Stated goal: Transcribe every entry word for word, leaving out all images.

Information provided:
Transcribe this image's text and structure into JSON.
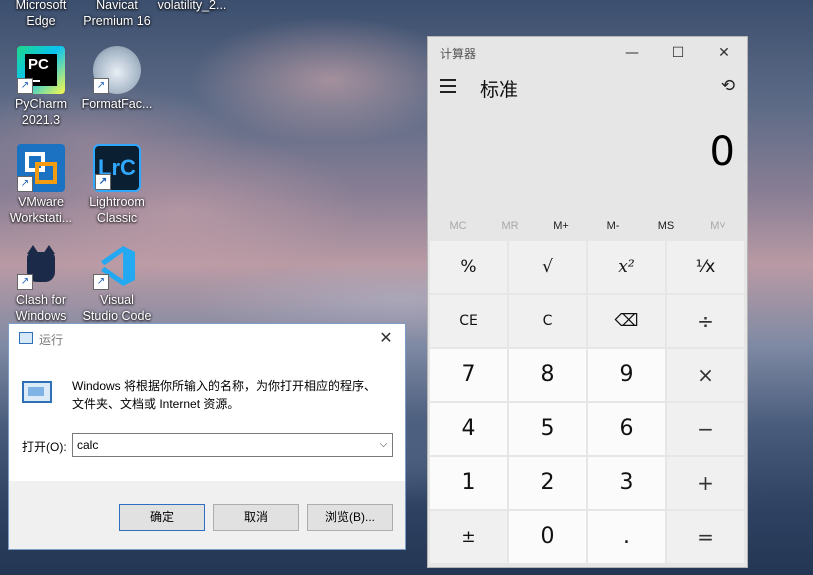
{
  "desktop": {
    "icons": [
      {
        "label_line1": "Microsoft",
        "label_line2": "Edge"
      },
      {
        "label_line1": "Navicat",
        "label_line2": "Premium 16"
      },
      {
        "label_line1": "volatility_2...",
        "label_line2": ""
      },
      {
        "label_line1": "PyCharm",
        "label_line2": "2021.3",
        "glyph": "PC"
      },
      {
        "label_line1": "FormatFac...",
        "label_line2": ""
      },
      {
        "label_line1": "VMware",
        "label_line2": "Workstati..."
      },
      {
        "label_line1": "Lightroom",
        "label_line2": "Classic",
        "glyph": "LrC"
      },
      {
        "label_line1": "Clash for",
        "label_line2": "Windows"
      },
      {
        "label_line1": "Visual",
        "label_line2": "Studio Code"
      }
    ],
    "shortcut_glyph": "↗"
  },
  "run_dialog": {
    "title": "运行",
    "close": "✕",
    "description": "Windows 将根据你所输入的名称，为你打开相应的程序、文件夹、文档或 Internet 资源。",
    "open_label": "打开(O):",
    "input_value": "calc",
    "dropdown_arrow": "⌵",
    "ok": "确定",
    "cancel": "取消",
    "browse": "浏览(B)..."
  },
  "calculator": {
    "window_title": "计算器",
    "minimize": "—",
    "maximize": "☐",
    "close": "✕",
    "mode": "标准",
    "menu_icon": "hamburger-icon",
    "history_glyph": "⟲",
    "display": "0",
    "memory": [
      "MC",
      "MR",
      "M+",
      "M-",
      "MS",
      "M˅"
    ],
    "keys": [
      [
        "%",
        "√",
        "x²",
        "¹⁄x"
      ],
      [
        "CE",
        "C",
        "⌫",
        "÷"
      ],
      [
        "7",
        "8",
        "9",
        "×"
      ],
      [
        "4",
        "5",
        "6",
        "−"
      ],
      [
        "1",
        "2",
        "3",
        "+"
      ],
      [
        "±",
        "0",
        ".",
        "="
      ]
    ]
  }
}
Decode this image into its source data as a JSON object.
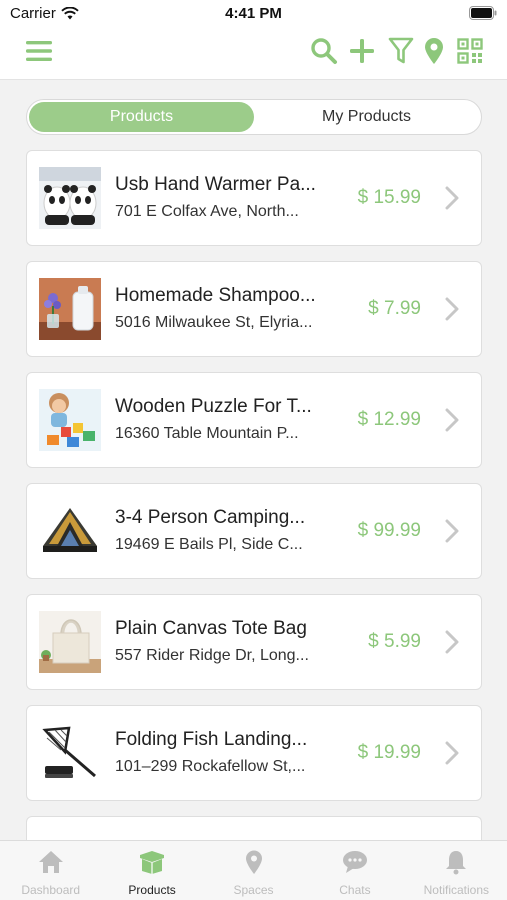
{
  "status": {
    "carrier": "Carrier",
    "time": "4:41 PM"
  },
  "toolbar": {
    "icons": [
      "menu-icon",
      "search-icon",
      "add-icon",
      "filter-icon",
      "location-pin-icon",
      "qr-code-icon"
    ],
    "accent_color": "#8dc77b"
  },
  "segments": {
    "products": "Products",
    "my_products": "My Products"
  },
  "products": [
    {
      "title": "Usb Hand Warmer Pa...",
      "address": "701 E Colfax Ave, North...",
      "price": "$ 15.99",
      "image": "panda-hand-warmer-image"
    },
    {
      "title": "Homemade Shampoo...",
      "address": "5016 Milwaukee St, Elyria...",
      "price": "$ 7.99",
      "image": "shampoo-bottle-image"
    },
    {
      "title": "Wooden Puzzle For T...",
      "address": "16360 Table Mountain P...",
      "price": "$ 12.99",
      "image": "child-puzzle-image"
    },
    {
      "title": "3-4 Person Camping...",
      "address": "19469 E Bails Pl, Side C...",
      "price": "$ 99.99",
      "image": "tent-image"
    },
    {
      "title": "Plain Canvas Tote Bag",
      "address": "557 Rider Ridge Dr, Long...",
      "price": "$ 5.99",
      "image": "tote-bag-image"
    },
    {
      "title": "Folding Fish Landing...",
      "address": "101–299 Rockafellow St,...",
      "price": "$ 19.99",
      "image": "fish-net-image"
    }
  ],
  "tabs": [
    {
      "label": "Dashboard",
      "icon": "home-icon",
      "active": false
    },
    {
      "label": "Products",
      "icon": "box-icon",
      "active": true
    },
    {
      "label": "Spaces",
      "icon": "location-pin-icon",
      "active": false
    },
    {
      "label": "Chats",
      "icon": "chat-bubble-icon",
      "active": false
    },
    {
      "label": "Notifications",
      "icon": "bell-icon",
      "active": false
    }
  ]
}
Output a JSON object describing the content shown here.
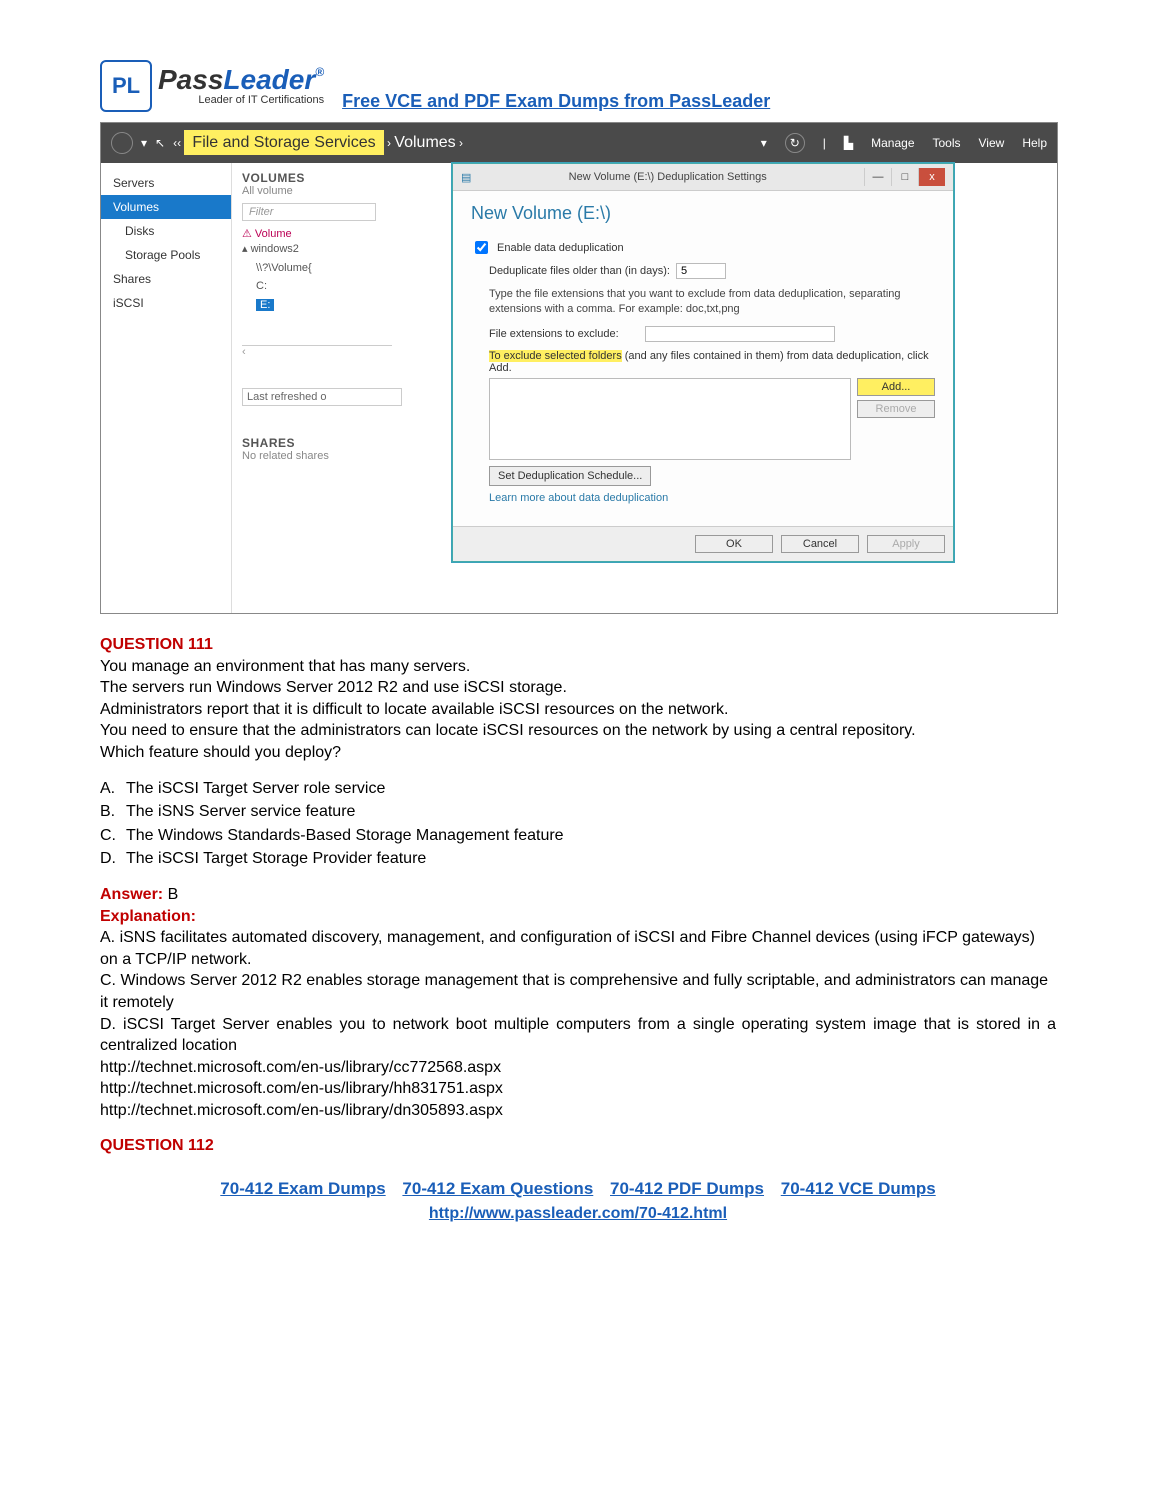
{
  "header": {
    "logo_badge": "PL",
    "logo_pass": "Pass",
    "logo_leader": "Leader",
    "logo_reg": "®",
    "logo_sub": "Leader of IT Certifications",
    "link": "Free VCE and PDF Exam Dumps from PassLeader"
  },
  "sm": {
    "breadcrumb_prefix": "‹‹ ",
    "breadcrumb_1": "File and Storage Services",
    "breadcrumb_sep": " › ",
    "breadcrumb_2": "Volumes",
    "breadcrumb_suffix": " ›",
    "menu": {
      "manage": "Manage",
      "tools": "Tools",
      "view": "View",
      "help": "Help"
    },
    "sidebar": {
      "servers": "Servers",
      "volumes": "Volumes",
      "disks": "Disks",
      "pools": "Storage Pools",
      "shares": "Shares",
      "iscsi": "iSCSI"
    },
    "main": {
      "volumes_title": "VOLUMES",
      "all_volumes": "All volume",
      "filter_placeholder": "Filter",
      "volume_col": "Volume",
      "node": "windows2",
      "row1": "\\\\?\\Volume{",
      "row2": "C:",
      "row3": "E:",
      "last_refreshed": "Last refreshed o",
      "shares_title": "SHARES",
      "no_shares": "No related shares"
    }
  },
  "dialog": {
    "title": "New Volume (E:\\) Deduplication Settings",
    "heading": "New Volume (E:\\)",
    "enable_label": "Enable data deduplication",
    "older_label": "Deduplicate files older than (in days):",
    "older_value": "5",
    "type_note": "Type the file extensions that you want to exclude from data deduplication, separating extensions with a comma. For example: doc,txt,png",
    "ext_label": "File extensions to exclude:",
    "exclude_note_prefix": "To exclude selected folders",
    "exclude_note_suffix": " (and any files contained in them) from data deduplication, click Add.",
    "add_btn": "Add...",
    "remove_btn": "Remove",
    "sched_btn": "Set Deduplication Schedule...",
    "learn_link": "Learn more about data deduplication",
    "ok": "OK",
    "cancel": "Cancel",
    "apply": "Apply",
    "min": "—",
    "max": "□",
    "close": "x"
  },
  "q111": {
    "num": "QUESTION 111",
    "p1": "You manage an environment that has many servers.",
    "p2": "The servers run Windows Server 2012 R2 and use iSCSI storage.",
    "p3": "Administrators report that it is difficult to locate available iSCSI resources on the network.",
    "p4": "You need to ensure that the administrators can locate iSCSI resources on the network by using a central repository.",
    "p5": "Which feature should you deploy?",
    "opts": {
      "a": "The iSCSI Target Server role service",
      "b": "The iSNS Server service feature",
      "c": "The Windows Standards-Based Storage Management feature",
      "d": "The iSCSI Target Storage Provider feature"
    },
    "answer_label": "Answer: ",
    "answer_val": "B",
    "expl_label": "Explanation:",
    "ea": "A. iSNS facilitates automated discovery, management, and configuration of iSCSI and Fibre Channel devices (using iFCP gateways) on a TCP/IP network.",
    "ec": "C. Windows Server 2012 R2 enables storage management that is comprehensive and fully scriptable, and administrators can manage it remotely",
    "ed": "D. iSCSI Target Server enables you to network boot multiple computers from a single operating system image that is stored in a centralized location",
    "r1": "http://technet.microsoft.com/en-us/library/cc772568.aspx",
    "r2": "http://technet.microsoft.com/en-us/library/hh831751.aspx",
    "r3": "http://technet.microsoft.com/en-us/library/dn305893.aspx"
  },
  "q112": {
    "num": "QUESTION 112"
  },
  "footer": {
    "l1": "70-412 Exam Dumps",
    "l2": "70-412 Exam Questions",
    "l3": "70-412 PDF Dumps",
    "l4": "70-412 VCE Dumps",
    "url": "http://www.passleader.com/70-412.html"
  }
}
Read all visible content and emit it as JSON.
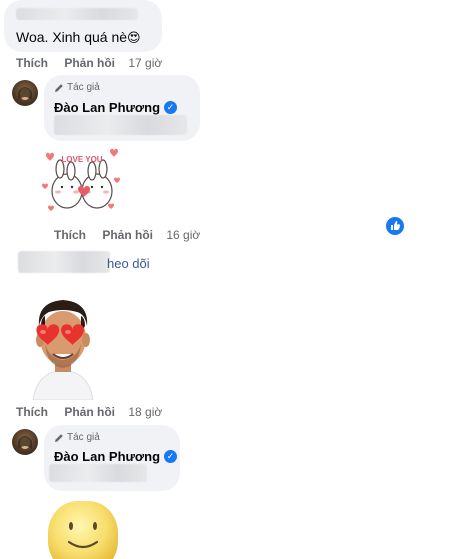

Exercise response:
Transcribe this image's text and structure into JSON.
{
  "desktop": {
    "icons": [
      {
        "label_line1": "Microsoft",
        "label_line2": "Edge"
      },
      {
        "label_line1": "Navicat",
        "label_line2": "Premium 16"
      },
      {
        "label_line1": "volatility_2...",
        "label_line2": ""
      },
      {
        "label_line1": "PyCharm",
        "label_line2": "2021.3",
        "glyph": "PC"
      },
      {
        "label_line1": "FormatFac...",
        "label_line2": ""
      },
      {
        "label_line1": "VMware",
        "label_line2": "Workstati..."
      },
      {
        "label_line1": "Lightroom",
        "label_line2": "Classic",
        "glyph": "LrC"
      },
      {
        "label_line1": "Clash for",
        "label_line2": "Windows"
      },
      {
        "label_line1": "Visual",
        "label_line2": "Studio Code"
      }
    ],
    "shortcut_glyph": "↗"
  },
  "run_dialog": {
    "title": "运行",
    "close": "✕",
    "description": "Windows 将根据你所输入的名称，为你打开相应的程序、文件夹、文档或 Internet 资源。",
    "open_label": "打开(O):",
    "input_value": "calc",
    "dropdown_arrow": "⌵",
    "ok": "确定",
    "cancel": "取消",
    "browse": "浏览(B)..."
  },
  "calculator": {
    "window_title": "计算器",
    "minimize": "—",
    "maximize": "☐",
    "close": "✕",
    "mode": "标准",
    "menu_icon": "hamburger-icon",
    "history_glyph": "⟲",
    "display": "0",
    "memory": [
      "MC",
      "MR",
      "M+",
      "M-",
      "MS",
      "M˅"
    ],
    "keys": [
      [
        "%",
        "√",
        "x²",
        "¹⁄x"
      ],
      [
        "CE",
        "C",
        "⌫",
        "÷"
      ],
      [
        "7",
        "8",
        "9",
        "×"
      ],
      [
        "4",
        "5",
        "6",
        "−"
      ],
      [
        "1",
        "2",
        "3",
        "+"
      ],
      [
        "±",
        "0",
        ".",
        "="
      ]
    ]
  }
}
Decode this image into its source data as a JSON object.
{
  "status": {
    "carrier": "Carrier",
    "time": "4:41 PM"
  },
  "toolbar": {
    "icons": [
      "menu-icon",
      "search-icon",
      "add-icon",
      "filter-icon",
      "location-pin-icon",
      "qr-code-icon"
    ],
    "accent_color": "#8dc77b"
  },
  "segments": {
    "products": "Products",
    "my_products": "My Products"
  },
  "products": [
    {
      "title": "Usb Hand Warmer Pa...",
      "address": "701 E Colfax Ave, North...",
      "price": "$ 15.99",
      "image": "panda-hand-warmer-image"
    },
    {
      "title": "Homemade Shampoo...",
      "address": "5016 Milwaukee St, Elyria...",
      "price": "$ 7.99",
      "image": "shampoo-bottle-image"
    },
    {
      "title": "Wooden Puzzle For T...",
      "address": "16360 Table Mountain P...",
      "price": "$ 12.99",
      "image": "child-puzzle-image"
    },
    {
      "title": "3-4 Person Camping...",
      "address": "19469 E Bails Pl, Side C...",
      "price": "$ 99.99",
      "image": "tent-image"
    },
    {
      "title": "Plain Canvas Tote Bag",
      "address": "557 Rider Ridge Dr, Long...",
      "price": "$ 5.99",
      "image": "tote-bag-image"
    },
    {
      "title": "Folding Fish Landing...",
      "address": "101–299 Rockafellow St,...",
      "price": "$ 19.99",
      "image": "fish-net-image"
    }
  ],
  "tabs": [
    {
      "label": "Dashboard",
      "icon": "home-icon",
      "active": false
    },
    {
      "label": "Products",
      "icon": "box-icon",
      "active": true
    },
    {
      "label": "Spaces",
      "icon": "location-pin-icon",
      "active": false
    },
    {
      "label": "Chats",
      "icon": "chat-bubble-icon",
      "active": false
    },
    {
      "label": "Notifications",
      "icon": "bell-icon",
      "active": false
    }
  ]
}
Output a JSON object describing the content shown here.
{
  "header": {
    "logo_badge": "PL",
    "logo_pass": "Pass",
    "logo_leader": "Leader",
    "logo_reg": "®",
    "logo_sub": "Leader of IT Certifications",
    "link": "Free VCE and PDF Exam Dumps from PassLeader"
  },
  "sm": {
    "breadcrumb_prefix": "‹‹ ",
    "breadcrumb_1": "File and Storage Services",
    "breadcrumb_sep": " › ",
    "breadcrumb_2": "Volumes",
    "breadcrumb_suffix": " ›",
    "menu": {
      "manage": "Manage",
      "tools": "Tools",
      "view": "View",
      "help": "Help"
    },
    "sidebar": {
      "servers": "Servers",
      "volumes": "Volumes",
      "disks": "Disks",
      "pools": "Storage Pools",
      "shares": "Shares",
      "iscsi": "iSCSI"
    },
    "main": {
      "volumes_title": "VOLUMES",
      "all_volumes": "All volume",
      "filter_placeholder": "Filter",
      "volume_col": "Volume",
      "node": "windows2",
      "row1": "\\\\?\\Volume{",
      "row2": "C:",
      "row3": "E:",
      "last_refreshed": "Last refreshed o",
      "shares_title": "SHARES",
      "no_shares": "No related shares"
    }
  },
  "dialog": {
    "title": "New Volume (E:\\) Deduplication Settings",
    "heading": "New Volume (E:\\)",
    "enable_label": "Enable data deduplication",
    "older_label": "Deduplicate files older than (in days):",
    "older_value": "5",
    "type_note": "Type the file extensions that you want to exclude from data deduplication, separating extensions with a comma. For example: doc,txt,png",
    "ext_label": "File extensions to exclude:",
    "exclude_note_prefix": "To exclude selected folders",
    "exclude_note_suffix": " (and any files contained in them) from data deduplication, click Add.",
    "add_btn": "Add...",
    "remove_btn": "Remove",
    "sched_btn": "Set Deduplication Schedule...",
    "learn_link": "Learn more about data deduplication",
    "ok": "OK",
    "cancel": "Cancel",
    "apply": "Apply",
    "min": "—",
    "max": "□",
    "close": "x"
  },
  "q111": {
    "num": "QUESTION 111",
    "p1": "You manage an environment that has many servers.",
    "p2": "The servers run Windows Server 2012 R2 and use iSCSI storage.",
    "p3": "Administrators report that it is difficult to locate available iSCSI resources on the network.",
    "p4": "You need to ensure that the administrators can locate iSCSI resources on the network by using a central repository.",
    "p5": "Which feature should you deploy?",
    "opts": {
      "a": "The iSCSI Target Server role service",
      "b": "The iSNS Server service feature",
      "c": "The Windows Standards-Based Storage Management feature",
      "d": "The iSCSI Target Storage Provider feature"
    },
    "answer_label": "Answer: ",
    "answer_val": "B",
    "expl_label": "Explanation:",
    "ea": "A. iSNS facilitates automated discovery, management, and configuration of iSCSI and Fibre Channel devices (using iFCP gateways) on a TCP/IP network.",
    "ec": "C. Windows Server 2012 R2 enables storage management that is comprehensive and fully scriptable, and administrators can manage it remotely",
    "ed": "D. iSCSI Target Server enables you to network boot multiple computers from a single operating system image that is stored in a centralized location",
    "r1": "http://technet.microsoft.com/en-us/library/cc772568.aspx",
    "r2": "http://technet.microsoft.com/en-us/library/hh831751.aspx",
    "r3": "http://technet.microsoft.com/en-us/library/dn305893.aspx"
  },
  "q112": {
    "num": "QUESTION 112"
  },
  "footer": {
    "l1": "70-412 Exam Dumps",
    "l2": "70-412 Exam Questions",
    "l3": "70-412 PDF Dumps",
    "l4": "70-412 VCE Dumps",
    "url": "http://www.passleader.com/70-412.html"
  }
}
Read all visible content and emit it as JSON.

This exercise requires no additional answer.